* START *

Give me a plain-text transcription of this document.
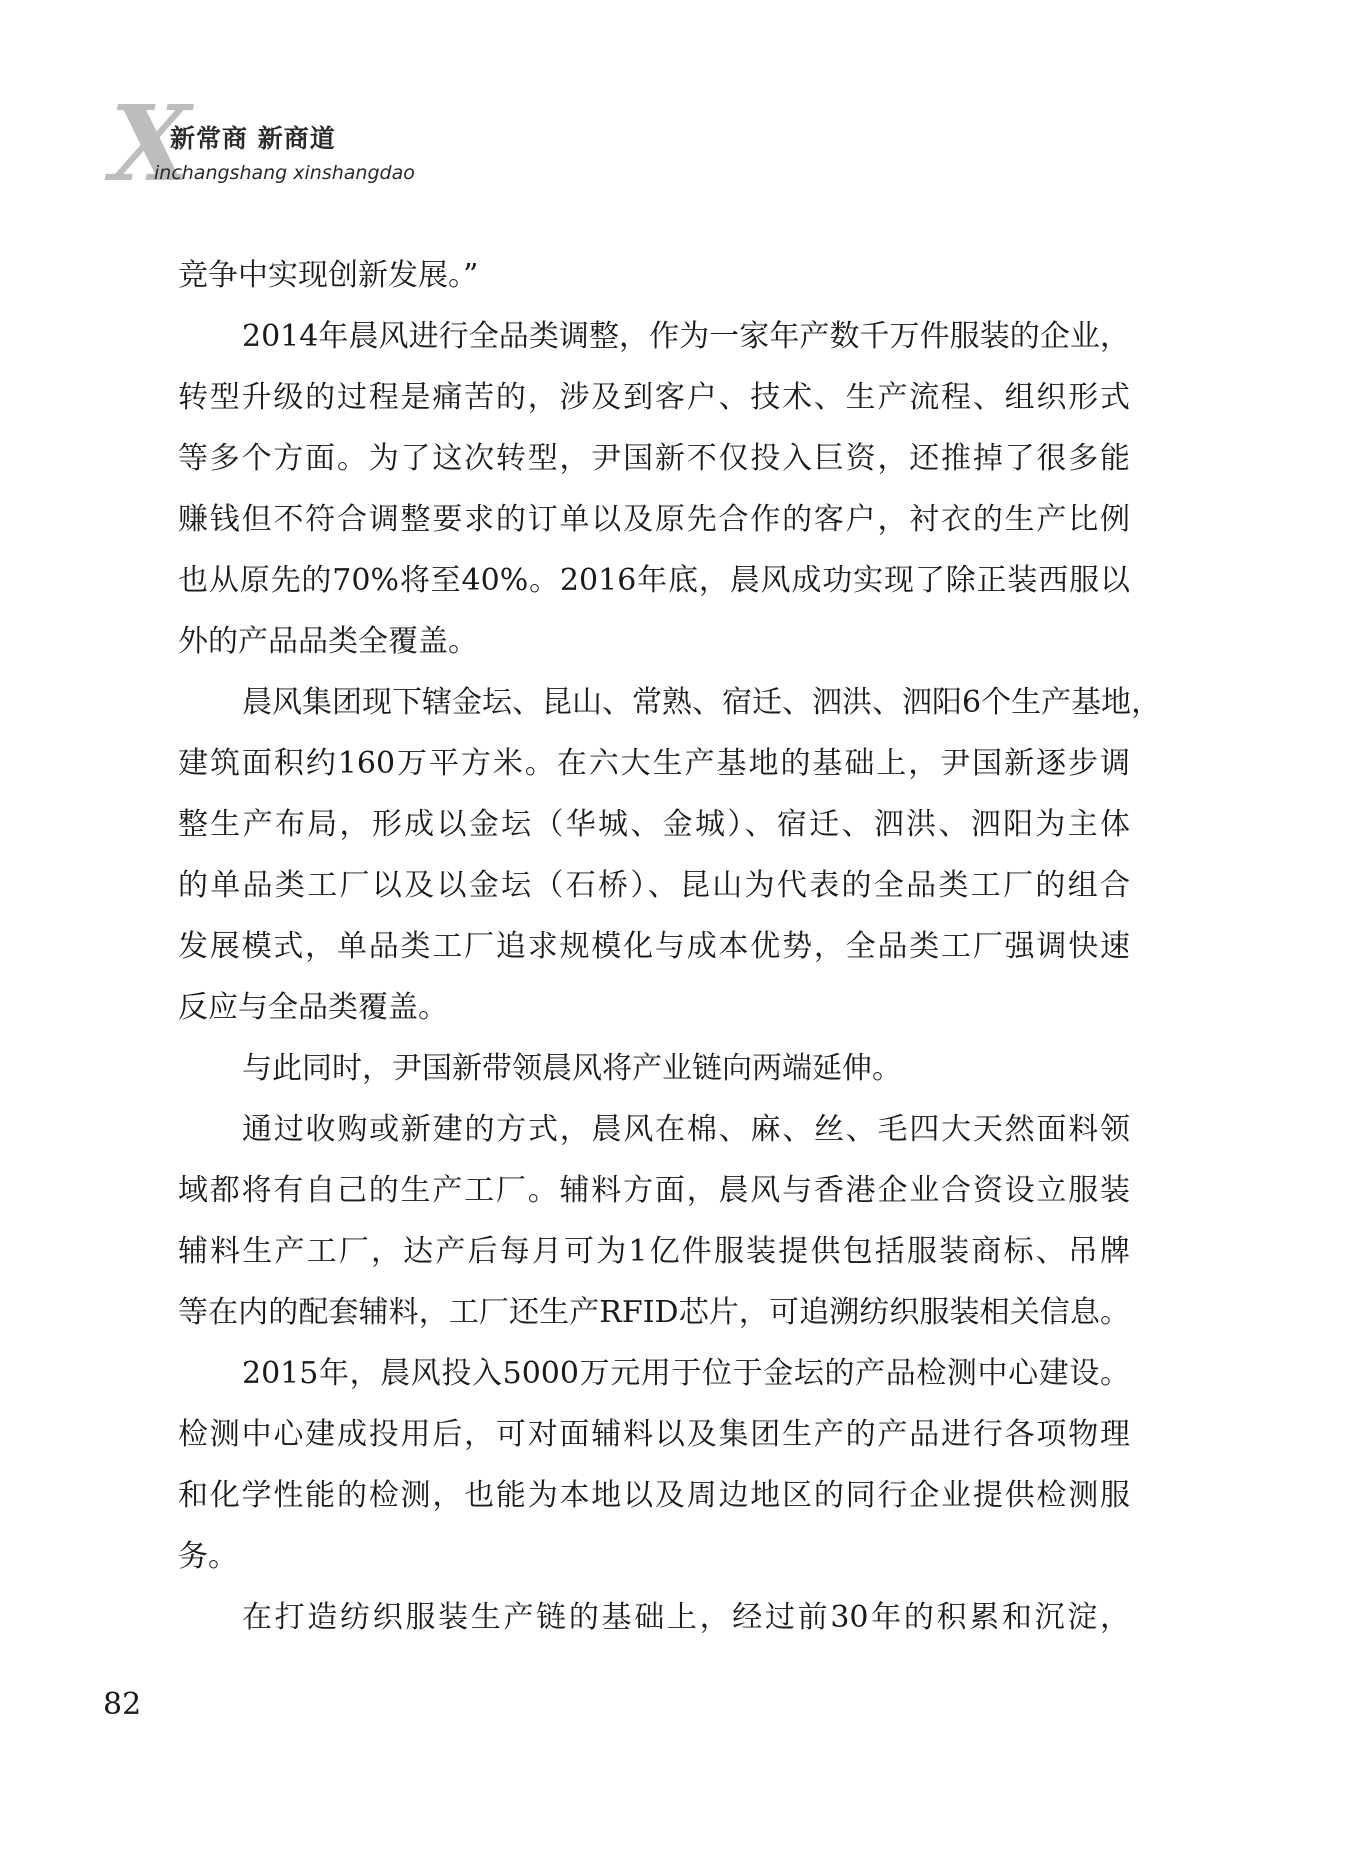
X
新常商 新商道
inchangshang xinshangdao
竞争中实现创新发展。”
2014年晨风进行全品类调整，作为一家年产数千万件服装的企业，
转型升级的过程是痛苦的，涉及到客户、技术、生产流程、组织形式
等多个方面。为了这次转型，尹国新不仅投入巨资，还推掉了很多能
赚钱但不符合调整要求的订单以及原先合作的客户，衬衣的生产比例
也从原先的70%将至40%。2016年底，晨风成功实现了除正装西服以
外的产品品类全覆盖。
晨风集团现下辖金坛、昆山、常熟、宿迁、泗洪、泗阳6个生产基地，
建筑面积约160万平方米。在六大生产基地的基础上，尹国新逐步调
整生产布局，形成以金坛（华城、金城）、宿迁、泗洪、泗阳为主体
的单品类工厂以及以金坛（石桥）、昆山为代表的全品类工厂的组合
发展模式，单品类工厂追求规模化与成本优势，全品类工厂强调快速
反应与全品类覆盖。
与此同时，尹国新带领晨风将产业链向两端延伸。
通过收购或新建的方式，晨风在棉、麻、丝、毛四大天然面料领
域都将有自己的生产工厂。辅料方面，晨风与香港企业合资设立服装
辅料生产工厂，达产后每月可为1亿件服装提供包括服装商标、吊牌
等在内的配套辅料，工厂还生产RFID芯片，可追溯纺织服装相关信息。
2015年，晨风投入5000万元用于位于金坛的产品检测中心建设。
检测中心建成投用后，可对面辅料以及集团生产的产品进行各项物理
和化学性能的检测，也能为本地以及周边地区的同行企业提供检测服
务。
在打造纺织服装生产链的基础上，经过前30年的积累和沉淀，
82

* END *

WORK INSTRUCTIONS:
Extract the entries in full, exactly as they are, minus the pictures.

RESULT:
Give me a plain-text transcription of this document.
X
新常商 新商道
inchangshang xinshangdao
竞争中实现创新发展。”
2014年晨风进行全品类调整，作为一家年产数千万件服装的企业，
转型升级的过程是痛苦的，涉及到客户、技术、生产流程、组织形式
等多个方面。为了这次转型，尹国新不仅投入巨资，还推掉了很多能
赚钱但不符合调整要求的订单以及原先合作的客户，衬衣的生产比例
也从原先的70%将至40%。2016年底，晨风成功实现了除正装西服以
外的产品品类全覆盖。
晨风集团现下辖金坛、昆山、常熟、宿迁、泗洪、泗阳6个生产基地，
建筑面积约160万平方米。在六大生产基地的基础上，尹国新逐步调
整生产布局，形成以金坛（华城、金城）、宿迁、泗洪、泗阳为主体
的单品类工厂以及以金坛（石桥）、昆山为代表的全品类工厂的组合
发展模式，单品类工厂追求规模化与成本优势，全品类工厂强调快速
反应与全品类覆盖。
与此同时，尹国新带领晨风将产业链向两端延伸。
通过收购或新建的方式，晨风在棉、麻、丝、毛四大天然面料领
域都将有自己的生产工厂。辅料方面，晨风与香港企业合资设立服装
辅料生产工厂，达产后每月可为1亿件服装提供包括服装商标、吊牌
等在内的配套辅料，工厂还生产RFID芯片，可追溯纺织服装相关信息。
2015年，晨风投入5000万元用于位于金坛的产品检测中心建设。
检测中心建成投用后，可对面辅料以及集团生产的产品进行各项物理
和化学性能的检测，也能为本地以及周边地区的同行企业提供检测服
务。
在打造纺织服装生产链的基础上，经过前30年的积累和沉淀，
82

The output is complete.